** START Provided records **

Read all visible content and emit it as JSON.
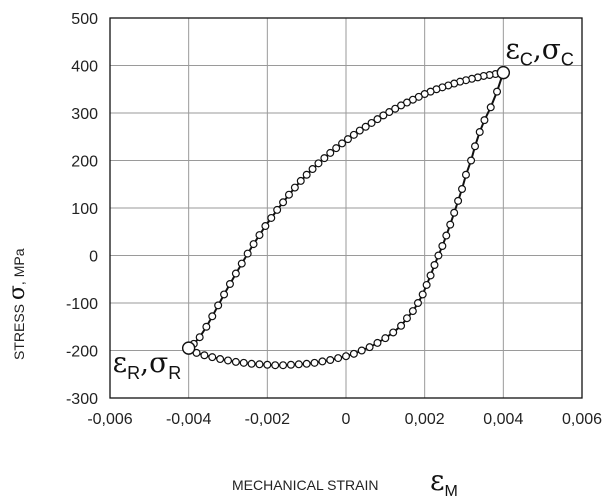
{
  "chart_data": {
    "type": "scatter",
    "xlabel": "MECHANICAL STRAIN",
    "xlabel_symbol": "ε",
    "xlabel_symbol_sub": "M",
    "ylabel": "STRESS ",
    "ylabel_symbol": "σ",
    "ylabel_unit": ", MPa",
    "xlim": [
      -0.006,
      0.006
    ],
    "ylim": [
      -300,
      500
    ],
    "xticks": [
      -0.006,
      -0.004,
      -0.002,
      0,
      0.002,
      0.004,
      0.006
    ],
    "xtick_labels": [
      "-0,006",
      "-0,004",
      "-0,002",
      "0",
      "0,002",
      "0,004",
      "0,006"
    ],
    "yticks": [
      -300,
      -200,
      -100,
      0,
      100,
      200,
      300,
      400,
      500
    ],
    "ytick_labels": [
      "-300",
      "-200",
      "-100",
      "0",
      "100",
      "200",
      "300",
      "400",
      "500"
    ],
    "grid": true,
    "series": [
      {
        "values": [
          {
            "x": -0.00394,
            "y": -198
          },
          {
            "x": -0.0038,
            "y": -205
          },
          {
            "x": -0.0036,
            "y": -210
          },
          {
            "x": -0.0034,
            "y": -214
          },
          {
            "x": -0.0032,
            "y": -218
          },
          {
            "x": -0.003,
            "y": -221
          },
          {
            "x": -0.0028,
            "y": -224
          },
          {
            "x": -0.0026,
            "y": -226
          },
          {
            "x": -0.0024,
            "y": -228
          },
          {
            "x": -0.0022,
            "y": -229
          },
          {
            "x": -0.002,
            "y": -230
          },
          {
            "x": -0.0018,
            "y": -231
          },
          {
            "x": -0.0016,
            "y": -231
          },
          {
            "x": -0.0014,
            "y": -230
          },
          {
            "x": -0.0012,
            "y": -229
          },
          {
            "x": -0.001,
            "y": -228
          },
          {
            "x": -0.0008,
            "y": -226
          },
          {
            "x": -0.0006,
            "y": -223
          },
          {
            "x": -0.0004,
            "y": -220
          },
          {
            "x": -0.0002,
            "y": -216
          },
          {
            "x": 0.0,
            "y": -212
          },
          {
            "x": 0.0002,
            "y": -207
          },
          {
            "x": 0.0004,
            "y": -200
          },
          {
            "x": 0.0006,
            "y": -193
          },
          {
            "x": 0.0008,
            "y": -184
          },
          {
            "x": 0.001,
            "y": -174
          },
          {
            "x": 0.0012,
            "y": -162
          },
          {
            "x": 0.0014,
            "y": -148
          },
          {
            "x": 0.00155,
            "y": -132
          },
          {
            "x": 0.0017,
            "y": -117
          },
          {
            "x": 0.00183,
            "y": -100
          },
          {
            "x": 0.00195,
            "y": -82
          },
          {
            "x": 0.00205,
            "y": -62
          },
          {
            "x": 0.00215,
            "y": -42
          },
          {
            "x": 0.00225,
            "y": -20
          },
          {
            "x": 0.00235,
            "y": 0
          },
          {
            "x": 0.00245,
            "y": 20
          },
          {
            "x": 0.00255,
            "y": 42
          },
          {
            "x": 0.00265,
            "y": 65
          },
          {
            "x": 0.00275,
            "y": 90
          },
          {
            "x": 0.00285,
            "y": 115
          },
          {
            "x": 0.00295,
            "y": 140
          },
          {
            "x": 0.00305,
            "y": 170
          },
          {
            "x": 0.00318,
            "y": 200
          },
          {
            "x": 0.00328,
            "y": 230
          },
          {
            "x": 0.0034,
            "y": 260
          },
          {
            "x": 0.00352,
            "y": 285
          },
          {
            "x": 0.00368,
            "y": 312
          },
          {
            "x": 0.00384,
            "y": 345
          },
          {
            "x": 0.0038,
            "y": 382
          },
          {
            "x": 0.00365,
            "y": 380
          },
          {
            "x": 0.0035,
            "y": 378
          },
          {
            "x": 0.00335,
            "y": 375
          },
          {
            "x": 0.0032,
            "y": 372
          },
          {
            "x": 0.00305,
            "y": 369
          },
          {
            "x": 0.0029,
            "y": 366
          },
          {
            "x": 0.00275,
            "y": 362
          },
          {
            "x": 0.0026,
            "y": 358
          },
          {
            "x": 0.00245,
            "y": 354
          },
          {
            "x": 0.0023,
            "y": 350
          },
          {
            "x": 0.00215,
            "y": 345
          },
          {
            "x": 0.002,
            "y": 340
          },
          {
            "x": 0.00185,
            "y": 334
          },
          {
            "x": 0.0017,
            "y": 328
          },
          {
            "x": 0.00155,
            "y": 322
          },
          {
            "x": 0.0014,
            "y": 316
          },
          {
            "x": 0.00125,
            "y": 309
          },
          {
            "x": 0.0011,
            "y": 302
          },
          {
            "x": 0.00095,
            "y": 295
          },
          {
            "x": 0.0008,
            "y": 287
          },
          {
            "x": 0.00065,
            "y": 279
          },
          {
            "x": 0.0005,
            "y": 271
          },
          {
            "x": 0.00035,
            "y": 263
          },
          {
            "x": 0.0002,
            "y": 254
          },
          {
            "x": 5e-05,
            "y": 245
          },
          {
            "x": -0.0001,
            "y": 236
          },
          {
            "x": -0.00025,
            "y": 226
          },
          {
            "x": -0.0004,
            "y": 216
          },
          {
            "x": -0.00055,
            "y": 205
          },
          {
            "x": -0.0007,
            "y": 194
          },
          {
            "x": -0.00085,
            "y": 182
          },
          {
            "x": -0.001,
            "y": 170
          },
          {
            "x": -0.00115,
            "y": 157
          },
          {
            "x": -0.0013,
            "y": 143
          },
          {
            "x": -0.00145,
            "y": 128
          },
          {
            "x": -0.0016,
            "y": 112
          },
          {
            "x": -0.00175,
            "y": 96
          },
          {
            "x": -0.0019,
            "y": 79
          },
          {
            "x": -0.00205,
            "y": 62
          },
          {
            "x": -0.0022,
            "y": 43
          },
          {
            "x": -0.00235,
            "y": 24
          },
          {
            "x": -0.0025,
            "y": 4
          },
          {
            "x": -0.00265,
            "y": -17
          },
          {
            "x": -0.0028,
            "y": -38
          },
          {
            "x": -0.00295,
            "y": -60
          },
          {
            "x": -0.0031,
            "y": -82
          },
          {
            "x": -0.00325,
            "y": -105
          },
          {
            "x": -0.0034,
            "y": -128
          },
          {
            "x": -0.00355,
            "y": -150
          },
          {
            "x": -0.00372,
            "y": -172
          },
          {
            "x": -0.00387,
            "y": -186
          }
        ]
      }
    ],
    "annotations": [
      {
        "x": 0.004,
        "y": 385,
        "symbol": "ε",
        "symbol_sub": "C",
        "sep": ",",
        "symbol2": "σ",
        "symbol2_sub": "C",
        "anchor": "top-right"
      },
      {
        "x": -0.004,
        "y": -195,
        "symbol": "ε",
        "symbol_sub": "R",
        "sep": ",",
        "symbol2": "σ",
        "symbol2_sub": "R",
        "anchor": "bottom-left"
      }
    ],
    "closing_segments": [
      [
        {
          "x": -0.004,
          "y": -195
        },
        {
          "x": -0.00394,
          "y": -198
        }
      ],
      [
        {
          "x": 0.00384,
          "y": 345
        },
        {
          "x": 0.004,
          "y": 385
        }
      ],
      [
        {
          "x": 0.004,
          "y": 385
        },
        {
          "x": 0.0038,
          "y": 382
        }
      ],
      [
        {
          "x": -0.00387,
          "y": -186
        },
        {
          "x": -0.004,
          "y": -195
        }
      ]
    ]
  }
}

** END Provided records **

Write out every line of the preceding listing that contains "anchor".

        "anchor": "top-right"
        "anchor": "bottom-left"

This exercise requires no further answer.